Records for the exercise:
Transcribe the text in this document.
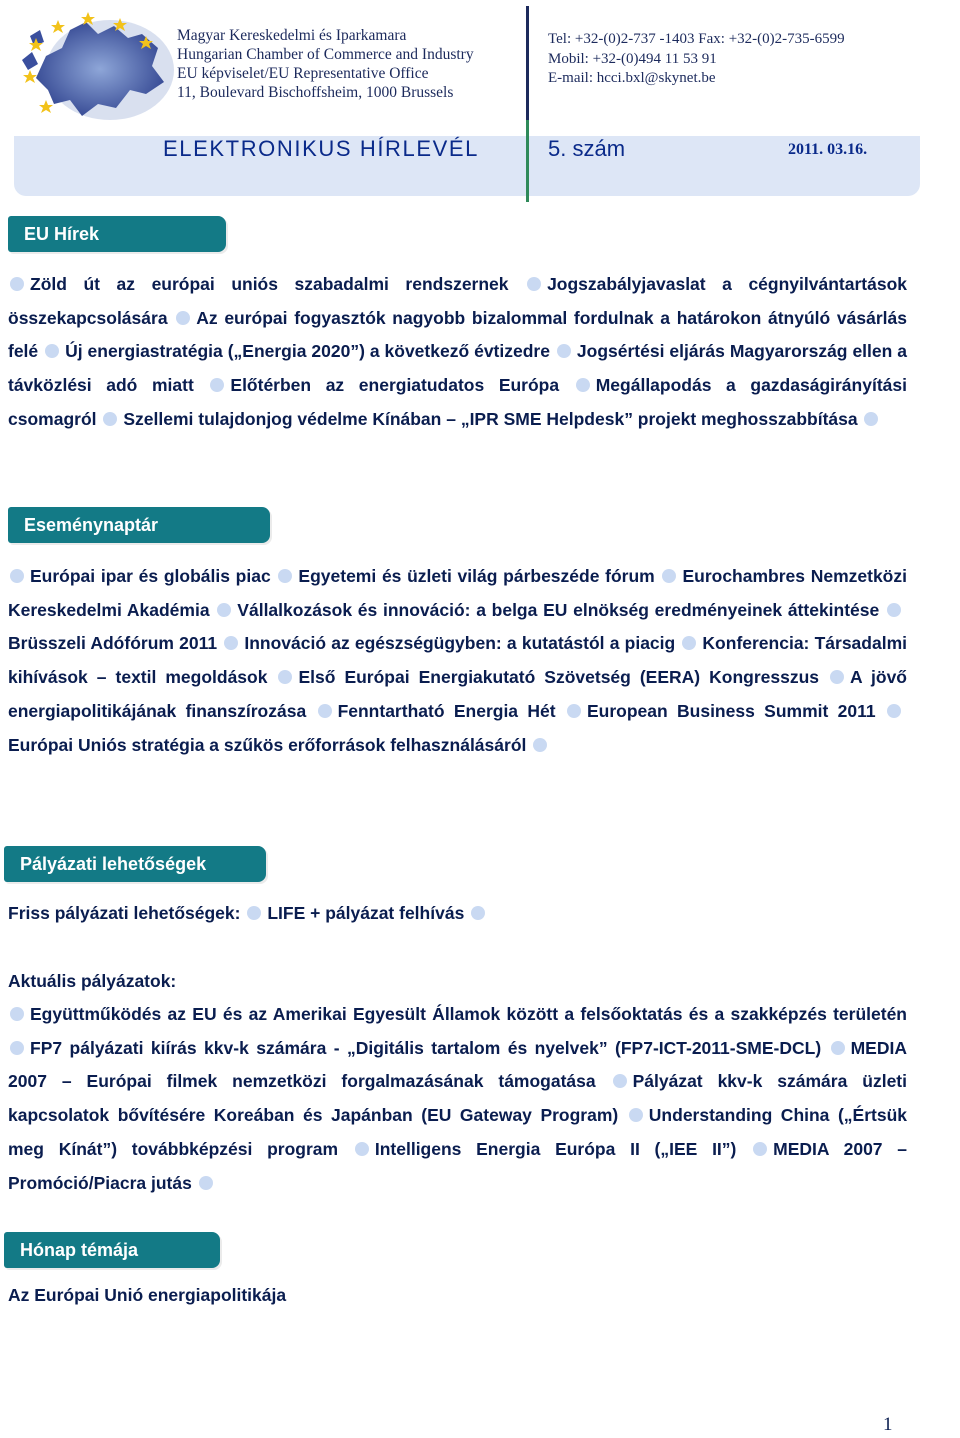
Magyar Kereskedelmi és Iparkamara
Hungarian Chamber of Commerce and Industry
EU képviselet/EU Representative Office
11, Boulevard Bischoffsheim, 1000 Brussels
Tel: +32-(0)2-737 -1403 Fax: +32-(0)2-735-6599
Mobil: +32-(0)494 11 53 91
E-mail: hcci.bxl@skynet.be
ELEKTRONIKUS HÍRLEVÉL	5. szám	2011. 03.16.
EU Hírek
Zöld út az európai uniós szabadalmi rendszernek Jogszabályjavaslat a cégnyilvántartások összekapcsolására Az európai fogyasztók nagyobb bizalommal fordulnak a határokon átnyúló vásárlás felé Új energiastratégia („Energia 2020”) a következő évtizedre Jogsértési eljárás Magyarország ellen a távközlési adó miatt Előtérben az energiatudatos Európa Megállapodás a gazdaságirányítási csomagról Szellemi tulajdonjog védelme Kínában – „IPR SME Helpdesk” projekt meghosszabbítása
Eseménynaptár
Európai ipar és globális piac Egyetemi és üzleti világ párbeszéde fórum Eurochambres Nemzetközi Kereskedelmi Akadémia Vállalkozások és innováció: a belga EU elnökség eredményeinek áttekintése Brüsszeli Adófórum 2011 Innováció az egészségügyben: a kutatástól a piacig Konferencia: Társadalmi kihívások – textil megoldások Első Európai Energiakutató Szövetség (EERA) Kongresszus A jövő energiapolitikájának finanszírozása Fenntartható Energia Hét European Business Summit 2011 Európai Uniós stratégia a szűkös erőforrások felhasználásáról
Pályázati lehetőségek
Friss pályázati lehetőségek: LIFE + pályázat felhívás
Aktuális pályázatok:
Együttműködés az EU és az Amerikai Egyesült Államok között a felsőoktatás és a szakképzés területén FP7 pályázati kiírás kkv-k számára - „Digitális tartalom és nyelvek” (FP7-ICT-2011-SME-DCL) MEDIA 2007 – Európai filmek nemzetközi forgalmazásának támogatása Pályázat kkv-k számára üzleti kapcsolatok bővítésére Koreában és Japánban (EU Gateway Program) Understanding China („Értsük meg Kínát”) továbbképzési program Intelligens Energia Európa II („IEE II”) MEDIA 2007 – Promóció/Piacra jutás
Hónap témája
Az Európai Unió energiapolitikája
1
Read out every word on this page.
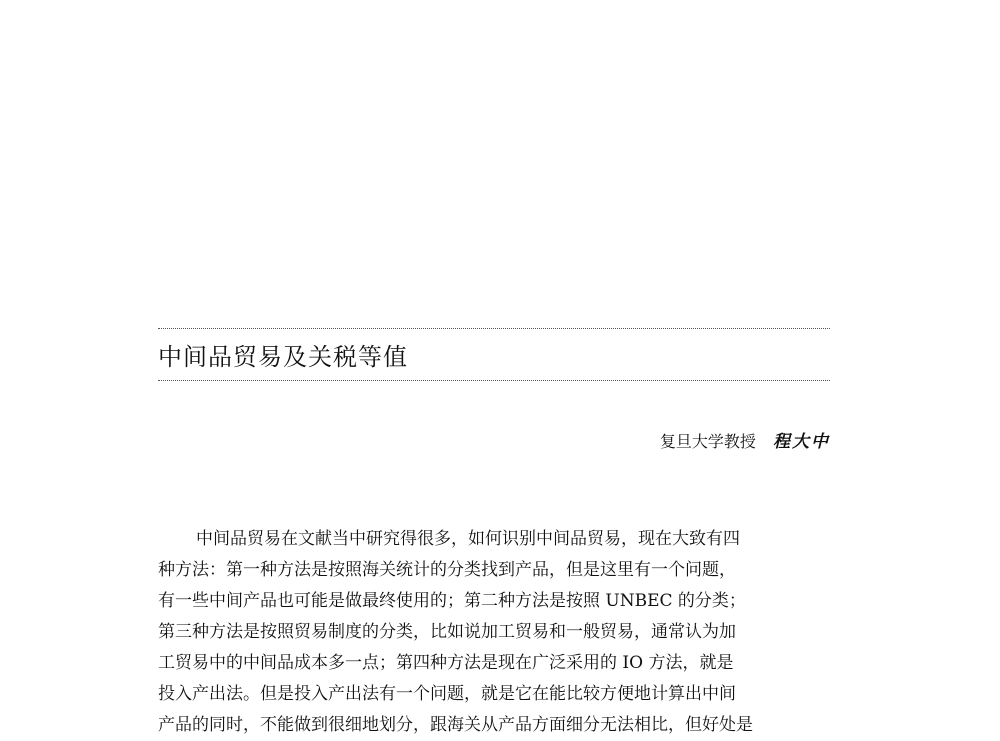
中间品贸易及关税等值
复旦大学教授 程大中
中间品贸易在文献当中研究得很多，如何识别中间品贸易，现在大致有四
种方法：第一种方法是按照海关统计的分类找到产品，但是这里有一个问题，
有一些中间产品也可能是做最终使用的；第二种方法是按照 UNBEC 的分类；
第三种方法是按照贸易制度的分类，比如说加工贸易和一般贸易，通常认为加
工贸易中的中间品成本多一点；第四种方法是现在广泛采用的 IO 方法，就是
投入产出法。但是投入产出法有一个问题，就是它在能比较方便地计算出中间
产品的同时，不能做到很细地划分，跟海关从产品方面细分无法相比，但好处是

Description of the task:
Where a line of the material above holds the string "lehetőségek", copy that line.

Answer for this exercise:
Pályázati lehetőségek
Friss pályázati lehetőségek: LIFE + pályázat felhívás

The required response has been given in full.